Find all lines in the listing that include the word "only", then copy them.

● ● ● ●

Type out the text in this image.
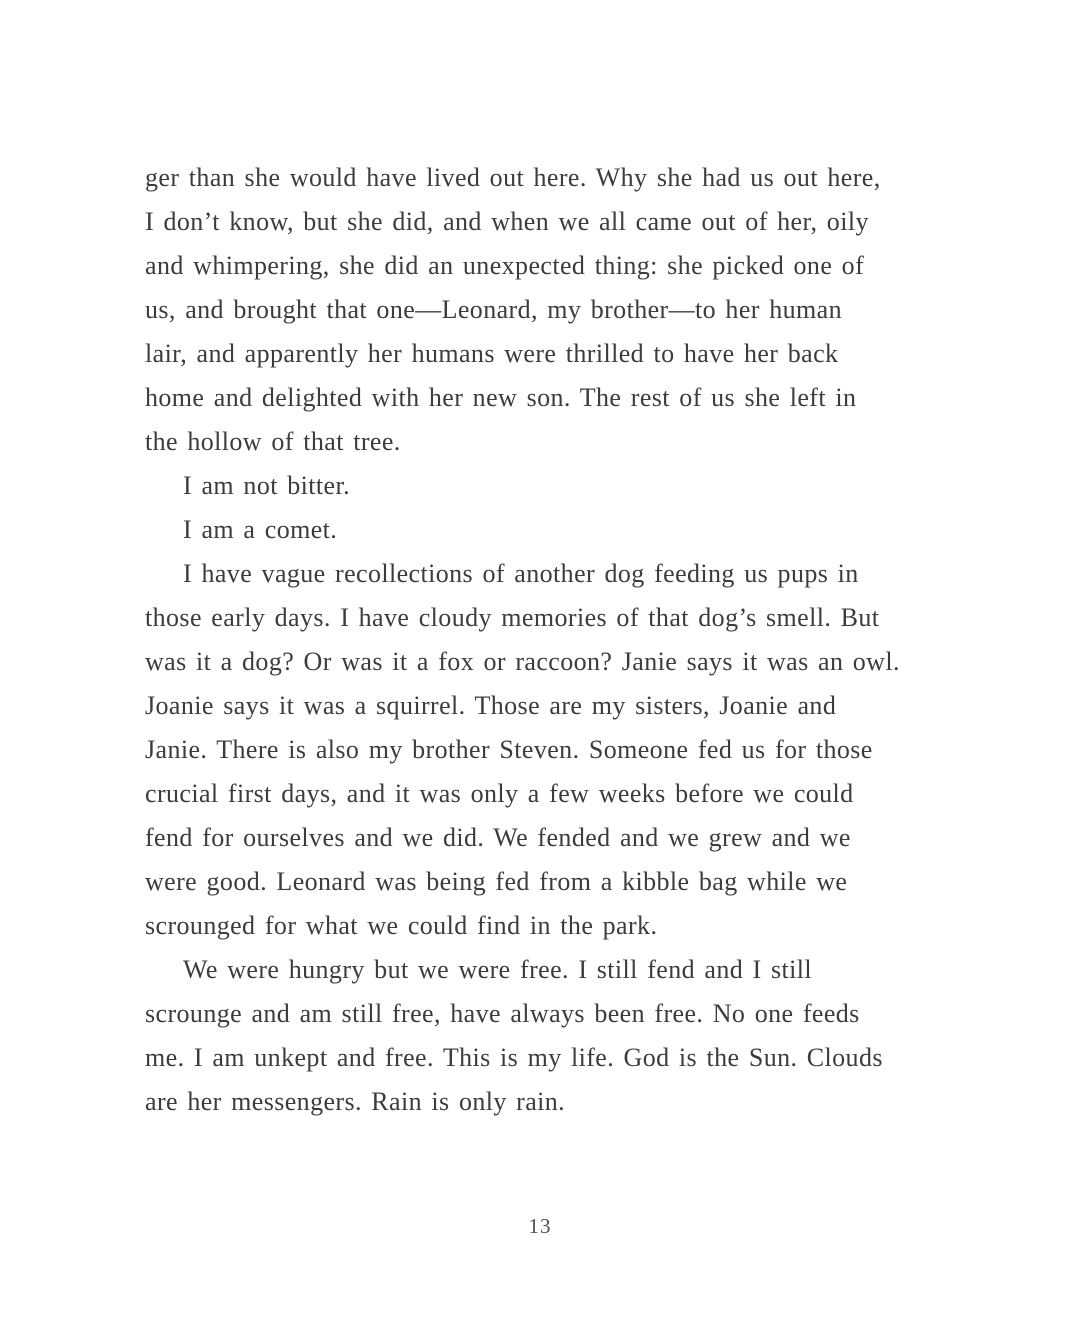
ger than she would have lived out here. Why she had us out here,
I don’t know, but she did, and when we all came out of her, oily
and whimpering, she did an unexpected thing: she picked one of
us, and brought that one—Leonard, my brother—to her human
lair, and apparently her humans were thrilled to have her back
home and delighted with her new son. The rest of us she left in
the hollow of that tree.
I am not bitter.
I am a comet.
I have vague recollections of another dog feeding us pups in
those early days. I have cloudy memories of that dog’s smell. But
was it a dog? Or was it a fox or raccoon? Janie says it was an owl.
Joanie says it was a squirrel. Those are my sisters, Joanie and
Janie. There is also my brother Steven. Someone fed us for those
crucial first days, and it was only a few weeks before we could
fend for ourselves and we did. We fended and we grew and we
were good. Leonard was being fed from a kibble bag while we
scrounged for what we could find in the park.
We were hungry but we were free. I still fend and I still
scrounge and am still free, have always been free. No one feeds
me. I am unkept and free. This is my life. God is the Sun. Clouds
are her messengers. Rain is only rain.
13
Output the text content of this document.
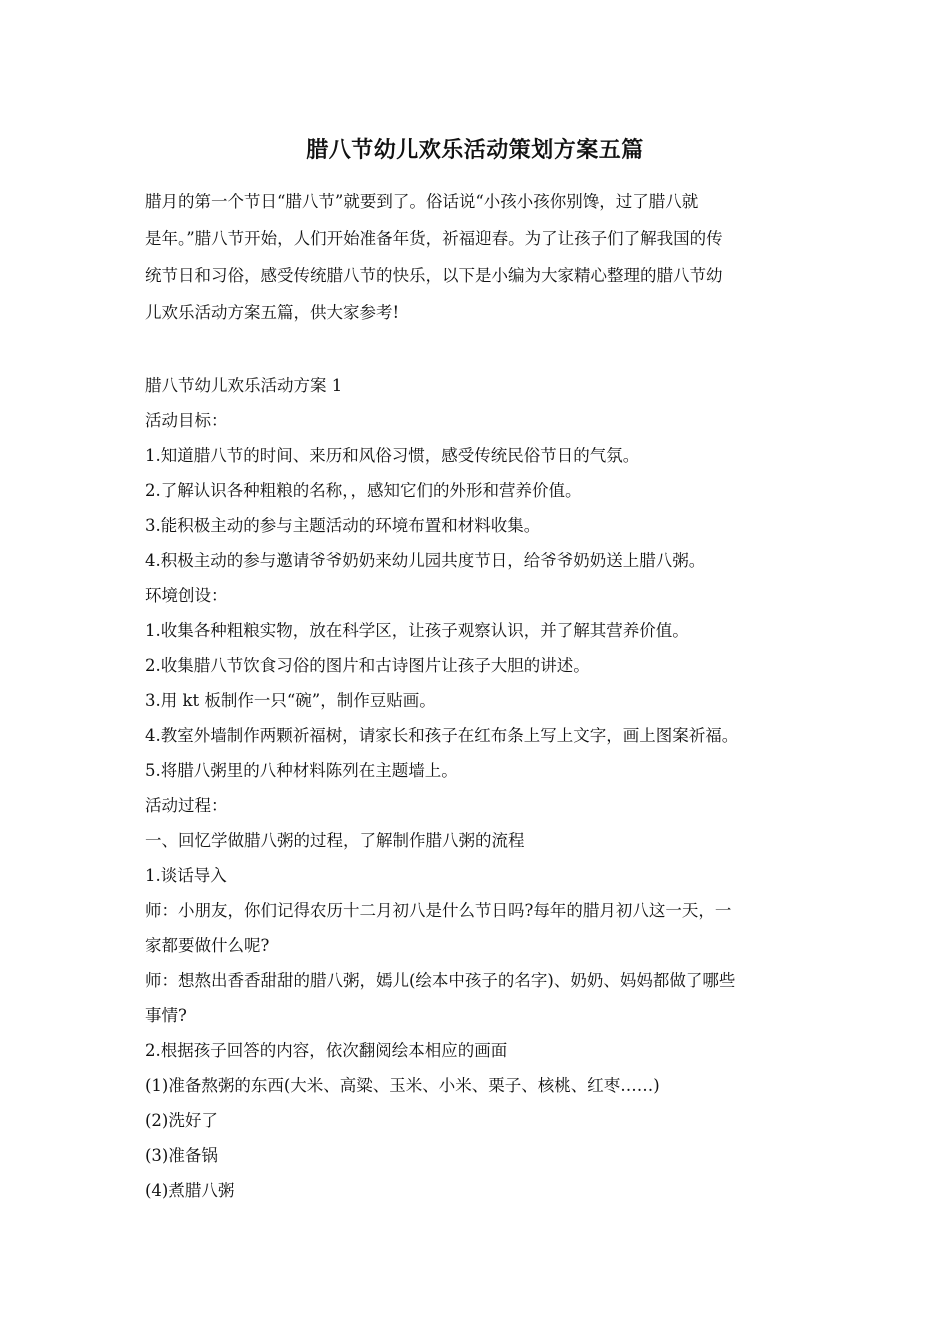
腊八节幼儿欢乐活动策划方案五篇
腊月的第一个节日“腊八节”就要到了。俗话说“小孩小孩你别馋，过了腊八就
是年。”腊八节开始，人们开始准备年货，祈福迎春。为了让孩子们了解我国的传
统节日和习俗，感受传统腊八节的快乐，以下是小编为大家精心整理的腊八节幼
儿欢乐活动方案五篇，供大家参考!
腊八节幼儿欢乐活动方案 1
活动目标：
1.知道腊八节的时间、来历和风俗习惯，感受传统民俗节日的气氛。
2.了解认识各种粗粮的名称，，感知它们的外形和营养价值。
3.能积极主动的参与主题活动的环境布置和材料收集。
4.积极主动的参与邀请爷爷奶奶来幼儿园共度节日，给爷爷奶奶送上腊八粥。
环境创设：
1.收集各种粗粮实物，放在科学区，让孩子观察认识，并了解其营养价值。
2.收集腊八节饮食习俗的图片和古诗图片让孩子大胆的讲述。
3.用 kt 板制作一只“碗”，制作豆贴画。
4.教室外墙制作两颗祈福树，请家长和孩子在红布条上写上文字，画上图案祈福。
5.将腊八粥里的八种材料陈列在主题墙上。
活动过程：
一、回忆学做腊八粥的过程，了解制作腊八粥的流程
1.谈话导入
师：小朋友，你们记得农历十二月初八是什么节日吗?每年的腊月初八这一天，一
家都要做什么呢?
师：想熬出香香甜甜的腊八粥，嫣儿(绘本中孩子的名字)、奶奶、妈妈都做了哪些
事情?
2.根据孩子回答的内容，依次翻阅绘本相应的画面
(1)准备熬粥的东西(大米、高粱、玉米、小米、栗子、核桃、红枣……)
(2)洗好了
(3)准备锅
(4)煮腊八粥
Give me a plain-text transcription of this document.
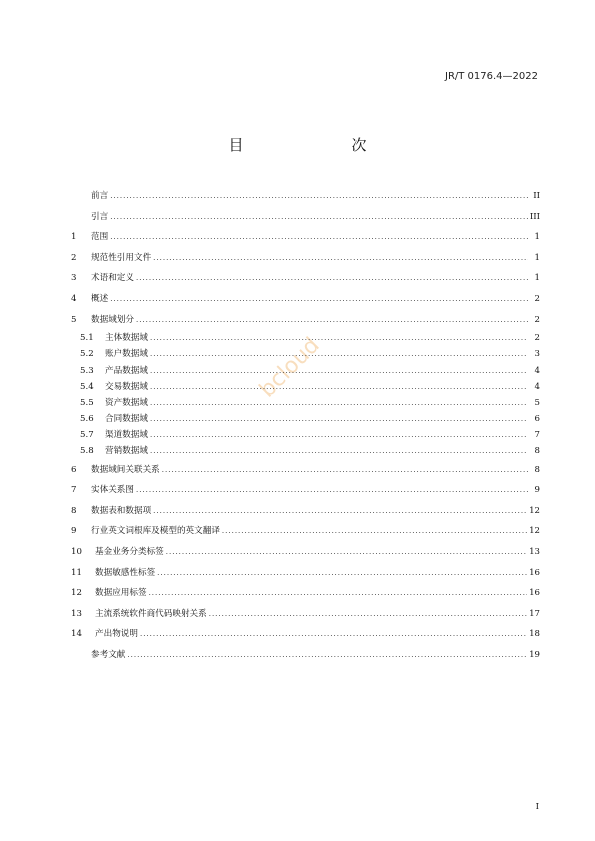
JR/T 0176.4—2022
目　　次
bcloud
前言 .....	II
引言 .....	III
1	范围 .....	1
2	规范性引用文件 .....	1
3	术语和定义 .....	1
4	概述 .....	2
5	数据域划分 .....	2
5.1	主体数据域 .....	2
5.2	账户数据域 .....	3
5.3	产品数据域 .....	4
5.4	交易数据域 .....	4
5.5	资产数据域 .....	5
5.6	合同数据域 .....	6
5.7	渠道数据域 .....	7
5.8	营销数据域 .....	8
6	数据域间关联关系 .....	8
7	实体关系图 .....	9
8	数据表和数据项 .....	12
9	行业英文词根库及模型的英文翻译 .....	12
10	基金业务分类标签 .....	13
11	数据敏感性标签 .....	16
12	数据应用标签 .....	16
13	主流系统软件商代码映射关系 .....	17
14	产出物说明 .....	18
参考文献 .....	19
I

● ● ● ●

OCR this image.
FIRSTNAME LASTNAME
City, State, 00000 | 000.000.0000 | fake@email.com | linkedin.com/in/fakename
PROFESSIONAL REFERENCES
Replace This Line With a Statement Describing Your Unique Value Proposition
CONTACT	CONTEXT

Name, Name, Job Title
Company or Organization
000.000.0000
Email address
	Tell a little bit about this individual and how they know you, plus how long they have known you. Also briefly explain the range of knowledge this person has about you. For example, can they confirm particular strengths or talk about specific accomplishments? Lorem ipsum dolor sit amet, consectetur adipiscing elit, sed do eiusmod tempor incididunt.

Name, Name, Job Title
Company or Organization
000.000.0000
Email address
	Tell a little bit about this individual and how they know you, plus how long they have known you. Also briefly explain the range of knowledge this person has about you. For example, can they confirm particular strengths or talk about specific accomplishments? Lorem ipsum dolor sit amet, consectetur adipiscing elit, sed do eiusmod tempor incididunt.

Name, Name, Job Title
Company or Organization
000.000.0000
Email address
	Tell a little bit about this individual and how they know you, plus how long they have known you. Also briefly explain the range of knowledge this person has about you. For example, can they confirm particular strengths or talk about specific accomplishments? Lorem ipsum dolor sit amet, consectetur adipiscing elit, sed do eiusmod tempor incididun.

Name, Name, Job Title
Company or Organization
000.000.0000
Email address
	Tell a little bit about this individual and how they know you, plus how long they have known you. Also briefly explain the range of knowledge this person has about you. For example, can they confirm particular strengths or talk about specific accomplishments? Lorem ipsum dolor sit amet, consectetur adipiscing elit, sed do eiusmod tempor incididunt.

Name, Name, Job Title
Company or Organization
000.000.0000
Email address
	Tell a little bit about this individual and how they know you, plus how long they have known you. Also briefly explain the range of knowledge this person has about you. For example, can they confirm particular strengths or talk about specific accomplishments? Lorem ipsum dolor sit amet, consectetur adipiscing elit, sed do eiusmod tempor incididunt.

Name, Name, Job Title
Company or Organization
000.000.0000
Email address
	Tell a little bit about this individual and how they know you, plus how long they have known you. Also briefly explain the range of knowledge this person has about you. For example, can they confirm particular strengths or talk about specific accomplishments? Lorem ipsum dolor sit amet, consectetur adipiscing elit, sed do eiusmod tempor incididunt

● ● ● ●

**Answer to this task**
crucial first days, and it was only a few weeks before we could
are her messengers. Rain is only rain.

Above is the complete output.